* **DATASET CONTENT**
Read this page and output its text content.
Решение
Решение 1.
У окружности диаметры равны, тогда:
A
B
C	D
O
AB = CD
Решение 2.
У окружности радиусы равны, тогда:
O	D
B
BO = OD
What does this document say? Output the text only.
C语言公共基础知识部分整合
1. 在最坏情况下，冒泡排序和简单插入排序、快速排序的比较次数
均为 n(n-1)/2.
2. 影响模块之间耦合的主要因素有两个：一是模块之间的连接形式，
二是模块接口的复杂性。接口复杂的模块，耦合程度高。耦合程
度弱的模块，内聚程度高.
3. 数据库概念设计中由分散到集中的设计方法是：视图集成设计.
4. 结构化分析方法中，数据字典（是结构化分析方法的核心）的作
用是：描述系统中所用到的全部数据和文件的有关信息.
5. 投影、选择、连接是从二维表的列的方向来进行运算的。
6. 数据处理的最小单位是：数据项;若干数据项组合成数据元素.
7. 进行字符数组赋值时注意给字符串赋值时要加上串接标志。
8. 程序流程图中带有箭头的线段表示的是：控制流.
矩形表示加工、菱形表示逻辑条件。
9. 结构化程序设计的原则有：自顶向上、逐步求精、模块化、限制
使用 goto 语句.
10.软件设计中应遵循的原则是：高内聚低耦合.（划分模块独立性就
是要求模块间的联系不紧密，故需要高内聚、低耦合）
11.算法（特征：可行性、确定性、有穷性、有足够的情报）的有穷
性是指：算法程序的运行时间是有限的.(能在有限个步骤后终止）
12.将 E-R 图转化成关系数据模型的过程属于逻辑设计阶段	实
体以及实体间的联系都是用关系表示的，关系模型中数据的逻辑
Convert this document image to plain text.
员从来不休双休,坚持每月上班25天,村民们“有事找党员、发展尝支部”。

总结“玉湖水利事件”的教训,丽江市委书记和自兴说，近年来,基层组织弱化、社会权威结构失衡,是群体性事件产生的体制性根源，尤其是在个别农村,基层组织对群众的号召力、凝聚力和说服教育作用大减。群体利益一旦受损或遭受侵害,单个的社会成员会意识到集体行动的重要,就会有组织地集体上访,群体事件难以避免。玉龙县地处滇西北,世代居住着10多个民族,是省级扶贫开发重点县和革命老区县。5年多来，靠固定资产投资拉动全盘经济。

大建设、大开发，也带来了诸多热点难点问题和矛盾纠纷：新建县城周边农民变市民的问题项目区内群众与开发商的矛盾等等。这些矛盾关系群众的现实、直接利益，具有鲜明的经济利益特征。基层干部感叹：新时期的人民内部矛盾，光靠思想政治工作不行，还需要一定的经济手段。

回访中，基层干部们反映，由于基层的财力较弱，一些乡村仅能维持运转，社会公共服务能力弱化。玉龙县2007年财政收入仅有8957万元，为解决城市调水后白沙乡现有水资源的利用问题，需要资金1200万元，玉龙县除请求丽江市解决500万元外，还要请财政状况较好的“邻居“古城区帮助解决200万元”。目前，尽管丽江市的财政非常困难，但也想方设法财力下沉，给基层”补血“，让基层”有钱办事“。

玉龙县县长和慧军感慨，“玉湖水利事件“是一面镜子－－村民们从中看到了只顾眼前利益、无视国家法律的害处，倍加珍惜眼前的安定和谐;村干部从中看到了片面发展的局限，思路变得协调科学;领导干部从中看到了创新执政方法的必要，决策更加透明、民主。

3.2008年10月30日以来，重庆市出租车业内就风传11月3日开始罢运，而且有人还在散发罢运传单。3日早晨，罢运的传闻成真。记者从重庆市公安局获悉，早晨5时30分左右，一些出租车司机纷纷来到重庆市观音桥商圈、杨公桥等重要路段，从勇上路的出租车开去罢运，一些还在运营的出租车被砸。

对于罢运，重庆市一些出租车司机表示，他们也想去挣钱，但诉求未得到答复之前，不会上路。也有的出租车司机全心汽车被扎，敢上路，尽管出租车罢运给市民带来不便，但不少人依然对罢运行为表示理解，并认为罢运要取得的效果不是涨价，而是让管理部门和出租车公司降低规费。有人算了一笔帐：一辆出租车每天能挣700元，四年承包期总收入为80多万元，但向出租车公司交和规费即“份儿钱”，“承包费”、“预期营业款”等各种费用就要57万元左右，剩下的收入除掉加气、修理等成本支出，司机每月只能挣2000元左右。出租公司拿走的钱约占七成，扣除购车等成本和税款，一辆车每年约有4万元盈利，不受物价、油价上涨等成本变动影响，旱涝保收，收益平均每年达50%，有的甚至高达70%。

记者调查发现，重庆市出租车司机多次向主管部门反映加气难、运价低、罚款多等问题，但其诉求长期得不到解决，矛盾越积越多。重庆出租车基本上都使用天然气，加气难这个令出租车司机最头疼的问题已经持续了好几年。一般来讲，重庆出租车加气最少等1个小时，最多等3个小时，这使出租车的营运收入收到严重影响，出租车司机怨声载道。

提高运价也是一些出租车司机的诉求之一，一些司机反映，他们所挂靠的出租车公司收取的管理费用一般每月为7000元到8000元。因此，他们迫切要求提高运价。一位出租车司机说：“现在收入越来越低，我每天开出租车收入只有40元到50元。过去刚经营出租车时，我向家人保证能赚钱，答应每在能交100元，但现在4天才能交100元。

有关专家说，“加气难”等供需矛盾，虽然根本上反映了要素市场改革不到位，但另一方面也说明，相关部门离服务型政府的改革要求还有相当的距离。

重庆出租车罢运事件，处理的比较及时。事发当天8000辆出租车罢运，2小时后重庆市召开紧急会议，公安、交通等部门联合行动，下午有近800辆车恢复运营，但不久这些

* **AIM OF THE TASK**
All lines that include "text" are to be gathered and copied.

* **ANSWER TO THE PROBLEM**
Read this page and output its text content.
What does this document say? Output the text only.
Convert this document image to plain text.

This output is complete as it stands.